Task:
Exactly reproduce each entry, leaving out nothing.

-- Source data start --

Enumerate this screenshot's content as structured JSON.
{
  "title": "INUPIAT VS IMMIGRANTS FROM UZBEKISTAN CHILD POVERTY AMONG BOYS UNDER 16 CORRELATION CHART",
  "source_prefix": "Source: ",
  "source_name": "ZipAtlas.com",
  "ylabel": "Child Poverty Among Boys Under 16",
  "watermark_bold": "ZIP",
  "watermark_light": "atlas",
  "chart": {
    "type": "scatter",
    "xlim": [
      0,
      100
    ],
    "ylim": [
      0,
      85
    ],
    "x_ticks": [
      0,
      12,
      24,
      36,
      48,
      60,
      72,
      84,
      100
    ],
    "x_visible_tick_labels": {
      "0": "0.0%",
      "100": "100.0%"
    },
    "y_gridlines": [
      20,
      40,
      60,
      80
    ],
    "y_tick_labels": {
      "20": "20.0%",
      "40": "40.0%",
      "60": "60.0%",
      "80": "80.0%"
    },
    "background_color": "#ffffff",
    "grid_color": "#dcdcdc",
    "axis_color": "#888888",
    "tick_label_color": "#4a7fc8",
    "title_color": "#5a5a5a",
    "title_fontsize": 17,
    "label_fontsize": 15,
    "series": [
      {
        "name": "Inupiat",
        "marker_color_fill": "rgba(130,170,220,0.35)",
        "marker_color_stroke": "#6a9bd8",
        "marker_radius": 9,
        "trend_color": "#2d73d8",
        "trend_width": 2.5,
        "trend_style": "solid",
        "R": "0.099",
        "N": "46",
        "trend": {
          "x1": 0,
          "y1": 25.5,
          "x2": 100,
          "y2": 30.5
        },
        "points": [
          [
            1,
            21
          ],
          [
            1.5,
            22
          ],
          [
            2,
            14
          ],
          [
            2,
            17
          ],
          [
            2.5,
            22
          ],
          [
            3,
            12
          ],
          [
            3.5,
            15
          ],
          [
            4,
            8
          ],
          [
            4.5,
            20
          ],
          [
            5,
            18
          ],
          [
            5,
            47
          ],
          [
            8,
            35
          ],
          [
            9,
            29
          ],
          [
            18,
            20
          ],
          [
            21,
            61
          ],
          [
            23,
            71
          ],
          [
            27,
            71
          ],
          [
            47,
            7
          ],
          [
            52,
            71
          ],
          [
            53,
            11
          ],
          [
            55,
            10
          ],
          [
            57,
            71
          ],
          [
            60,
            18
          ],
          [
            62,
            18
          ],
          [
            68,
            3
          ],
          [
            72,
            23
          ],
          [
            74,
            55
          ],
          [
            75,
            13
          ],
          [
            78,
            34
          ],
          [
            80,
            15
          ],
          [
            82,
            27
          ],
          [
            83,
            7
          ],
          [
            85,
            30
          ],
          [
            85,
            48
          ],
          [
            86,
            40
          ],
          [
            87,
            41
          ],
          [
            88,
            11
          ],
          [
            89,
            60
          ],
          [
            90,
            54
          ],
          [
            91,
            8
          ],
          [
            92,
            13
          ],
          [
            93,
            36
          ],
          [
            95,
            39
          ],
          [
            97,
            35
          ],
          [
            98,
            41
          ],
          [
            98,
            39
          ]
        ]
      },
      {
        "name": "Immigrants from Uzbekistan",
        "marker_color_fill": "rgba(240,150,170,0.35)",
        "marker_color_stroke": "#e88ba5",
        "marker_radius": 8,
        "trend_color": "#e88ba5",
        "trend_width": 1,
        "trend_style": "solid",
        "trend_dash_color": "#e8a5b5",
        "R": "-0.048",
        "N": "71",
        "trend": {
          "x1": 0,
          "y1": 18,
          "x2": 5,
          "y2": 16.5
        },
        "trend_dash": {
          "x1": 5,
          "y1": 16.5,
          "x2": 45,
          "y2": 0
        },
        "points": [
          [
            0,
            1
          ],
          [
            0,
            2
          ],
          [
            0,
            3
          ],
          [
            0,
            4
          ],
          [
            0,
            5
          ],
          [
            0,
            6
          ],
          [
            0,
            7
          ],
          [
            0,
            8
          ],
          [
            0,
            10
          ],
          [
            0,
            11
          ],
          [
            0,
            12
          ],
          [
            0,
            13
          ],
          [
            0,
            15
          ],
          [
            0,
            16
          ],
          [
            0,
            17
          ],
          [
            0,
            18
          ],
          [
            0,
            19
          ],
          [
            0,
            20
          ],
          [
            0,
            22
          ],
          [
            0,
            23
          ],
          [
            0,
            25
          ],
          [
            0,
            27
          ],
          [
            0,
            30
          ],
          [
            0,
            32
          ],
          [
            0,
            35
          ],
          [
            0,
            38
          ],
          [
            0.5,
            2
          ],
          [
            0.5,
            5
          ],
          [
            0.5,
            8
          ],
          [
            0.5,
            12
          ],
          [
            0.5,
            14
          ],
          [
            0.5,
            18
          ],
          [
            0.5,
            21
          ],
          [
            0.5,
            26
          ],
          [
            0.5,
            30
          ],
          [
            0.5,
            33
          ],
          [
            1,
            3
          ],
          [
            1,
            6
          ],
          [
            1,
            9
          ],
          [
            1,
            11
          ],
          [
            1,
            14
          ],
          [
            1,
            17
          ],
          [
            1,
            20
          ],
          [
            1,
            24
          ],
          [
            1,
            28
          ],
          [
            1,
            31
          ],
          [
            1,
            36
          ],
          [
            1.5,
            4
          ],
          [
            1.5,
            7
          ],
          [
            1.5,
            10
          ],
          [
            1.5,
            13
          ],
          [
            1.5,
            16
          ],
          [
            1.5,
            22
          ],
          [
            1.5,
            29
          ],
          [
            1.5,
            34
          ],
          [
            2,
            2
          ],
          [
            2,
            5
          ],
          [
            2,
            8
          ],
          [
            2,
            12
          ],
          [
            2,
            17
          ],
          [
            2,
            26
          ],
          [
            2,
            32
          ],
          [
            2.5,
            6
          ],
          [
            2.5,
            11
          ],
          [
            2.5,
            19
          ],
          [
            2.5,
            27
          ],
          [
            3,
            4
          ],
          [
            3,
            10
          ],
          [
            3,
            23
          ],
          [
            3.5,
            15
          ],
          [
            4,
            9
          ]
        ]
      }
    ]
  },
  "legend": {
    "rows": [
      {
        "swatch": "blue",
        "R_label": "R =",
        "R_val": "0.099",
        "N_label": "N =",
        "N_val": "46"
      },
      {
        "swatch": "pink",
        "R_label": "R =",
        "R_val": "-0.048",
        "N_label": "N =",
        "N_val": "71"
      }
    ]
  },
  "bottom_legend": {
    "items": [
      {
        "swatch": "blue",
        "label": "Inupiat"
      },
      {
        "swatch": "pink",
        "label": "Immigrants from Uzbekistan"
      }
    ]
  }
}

-- Source data end --

Answer to the exercise:
Enumerate this screenshot's content as structured JSON.
{
  "title": "INUPIAT VS IMMIGRANTS FROM UZBEKISTAN CHILD POVERTY AMONG BOYS UNDER 16 CORRELATION CHART",
  "source_prefix": "Source: ",
  "source_name": "ZipAtlas.com",
  "ylabel": "Child Poverty Among Boys Under 16",
  "watermark_bold": "ZIP",
  "watermark_light": "atlas",
  "chart": {
    "type": "scatter",
    "xlim": [
      0,
      100
    ],
    "ylim": [
      0,
      85
    ],
    "x_ticks": [
      0,
      12,
      24,
      36,
      48,
      60,
      72,
      84,
      100
    ],
    "x_visible_tick_labels": {
      "0": "0.0%",
      "100": "100.0%"
    },
    "y_gridlines": [
      20,
      40,
      60,
      80
    ],
    "y_tick_labels": {
      "20": "20.0%",
      "40": "40.0%",
      "60": "60.0%",
      "80": "80.0%"
    },
    "background_color": "#ffffff",
    "grid_color": "#dcdcdc",
    "axis_color": "#888888",
    "tick_label_color": "#4a7fc8",
    "title_color": "#5a5a5a",
    "title_fontsize": 17,
    "label_fontsize": 15,
    "series": [
      {
        "name": "Inupiat",
        "marker_color_fill": "rgba(130,170,220,0.35)",
        "marker_color_stroke": "#6a9bd8",
        "marker_radius": 9,
        "trend_color": "#2d73d8",
        "trend_width": 2.5,
        "trend_style": "solid",
        "R": "0.099",
        "N": "46",
        "trend": {
          "x1": 0,
          "y1": 25.5,
          "x2": 100,
          "y2": 30.5
        },
        "points": [
          [
            1,
            21
          ],
          [
            1.5,
            22
          ],
          [
            2,
            14
          ],
          [
            2,
            17
          ],
          [
            2.5,
            22
          ],
          [
            3,
            12
          ],
          [
            3.5,
            15
          ],
          [
            4,
            8
          ],
          [
            4.5,
            20
          ],
          [
            5,
            18
          ],
          [
            5,
            47
          ],
          [
            8,
            35
          ],
          [
            9,
            29
          ],
          [
            18,
            20
          ],
          [
            21,
            61
          ],
          [
            23,
            71
          ],
          [
            27,
            71
          ],
          [
            47,
            7
          ],
          [
            52,
            71
          ],
          [
            53,
            11
          ],
          [
            55,
            10
          ],
          [
            57,
            71
          ],
          [
            60,
            18
          ],
          [
            62,
            18
          ],
          [
            68,
            3
          ],
          [
            72,
            23
          ],
          [
            74,
            55
          ],
          [
            75,
            13
          ],
          [
            78,
            34
          ],
          [
            80,
            15
          ],
          [
            82,
            27
          ],
          [
            83,
            7
          ],
          [
            85,
            30
          ],
          [
            85,
            48
          ],
          [
            86,
            40
          ],
          [
            87,
            41
          ],
          [
            88,
            11
          ],
          [
            89,
            60
          ],
          [
            90,
            54
          ],
          [
            91,
            8
          ],
          [
            92,
            13
          ],
          [
            93,
            36
          ],
          [
            95,
            39
          ],
          [
            97,
            35
          ],
          [
            98,
            41
          ],
          [
            98,
            39
          ]
        ]
      },
      {
        "name": "Immigrants from Uzbekistan",
        "marker_color_fill": "rgba(240,150,170,0.35)",
        "marker_color_stroke": "#e88ba5",
        "marker_radius": 8,
        "trend_color": "#e88ba5",
        "trend_width": 1,
        "trend_style": "solid",
        "trend_dash_color": "#e8a5b5",
        "R": "-0.048",
        "N": "71",
        "trend": {
          "x1": 0,
          "y1": 18,
          "x2": 5,
          "y2": 16.5
        },
        "trend_dash": {
          "x1": 5,
          "y1": 16.5,
          "x2": 45,
          "y2": 0
        },
        "points": [
          [
            0,
            1
          ],
          [
            0,
            2
          ],
          [
            0,
            3
          ],
          [
            0,
            4
          ],
          [
            0,
            5
          ],
          [
            0,
            6
          ],
          [
            0,
            7
          ],
          [
            0,
            8
          ],
          [
            0,
            10
          ],
          [
            0,
            11
          ],
          [
            0,
            12
          ],
          [
            0,
            13
          ],
          [
            0,
            15
          ],
          [
            0,
            16
          ],
          [
            0,
            17
          ],
          [
            0,
            18
          ],
          [
            0,
            19
          ],
          [
            0,
            20
          ],
          [
            0,
            22
          ],
          [
            0,
            23
          ],
          [
            0,
            25
          ],
          [
            0,
            27
          ],
          [
            0,
            30
          ],
          [
            0,
            32
          ],
          [
            0,
            35
          ],
          [
            0,
            38
          ],
          [
            0.5,
            2
          ],
          [
            0.5,
            5
          ],
          [
            0.5,
            8
          ],
          [
            0.5,
            12
          ],
          [
            0.5,
            14
          ],
          [
            0.5,
            18
          ],
          [
            0.5,
            21
          ],
          [
            0.5,
            26
          ],
          [
            0.5,
            30
          ],
          [
            0.5,
            33
          ],
          [
            1,
            3
          ],
          [
            1,
            6
          ],
          [
            1,
            9
          ],
          [
            1,
            11
          ],
          [
            1,
            14
          ],
          [
            1,
            17
          ],
          [
            1,
            20
          ],
          [
            1,
            24
          ],
          [
            1,
            28
          ],
          [
            1,
            31
          ],
          [
            1,
            36
          ],
          [
            1.5,
            4
          ],
          [
            1.5,
            7
          ],
          [
            1.5,
            10
          ],
          [
            1.5,
            13
          ],
          [
            1.5,
            16
          ],
          [
            1.5,
            22
          ],
          [
            1.5,
            29
          ],
          [
            1.5,
            34
          ],
          [
            2,
            2
          ],
          [
            2,
            5
          ],
          [
            2,
            8
          ],
          [
            2,
            12
          ],
          [
            2,
            17
          ],
          [
            2,
            26
          ],
          [
            2,
            32
          ],
          [
            2.5,
            6
          ],
          [
            2.5,
            11
          ],
          [
            2.5,
            19
          ],
          [
            2.5,
            27
          ],
          [
            3,
            4
          ],
          [
            3,
            10
          ],
          [
            3,
            23
          ],
          [
            3.5,
            15
          ],
          [
            4,
            9
          ]
        ]
      }
    ]
  },
  "legend": {
    "rows": [
      {
        "swatch": "blue",
        "R_label": "R =",
        "R_val": "0.099",
        "N_label": "N =",
        "N_val": "46"
      },
      {
        "swatch": "pink",
        "R_label": "R =",
        "R_val": "-0.048",
        "N_label": "N =",
        "N_val": "71"
      }
    ]
  },
  "bottom_legend": {
    "items": [
      {
        "swatch": "blue",
        "label": "Inupiat"
      },
      {
        "swatch": "pink",
        "label": "Immigrants from Uzbekistan"
      }
    ]
  }
}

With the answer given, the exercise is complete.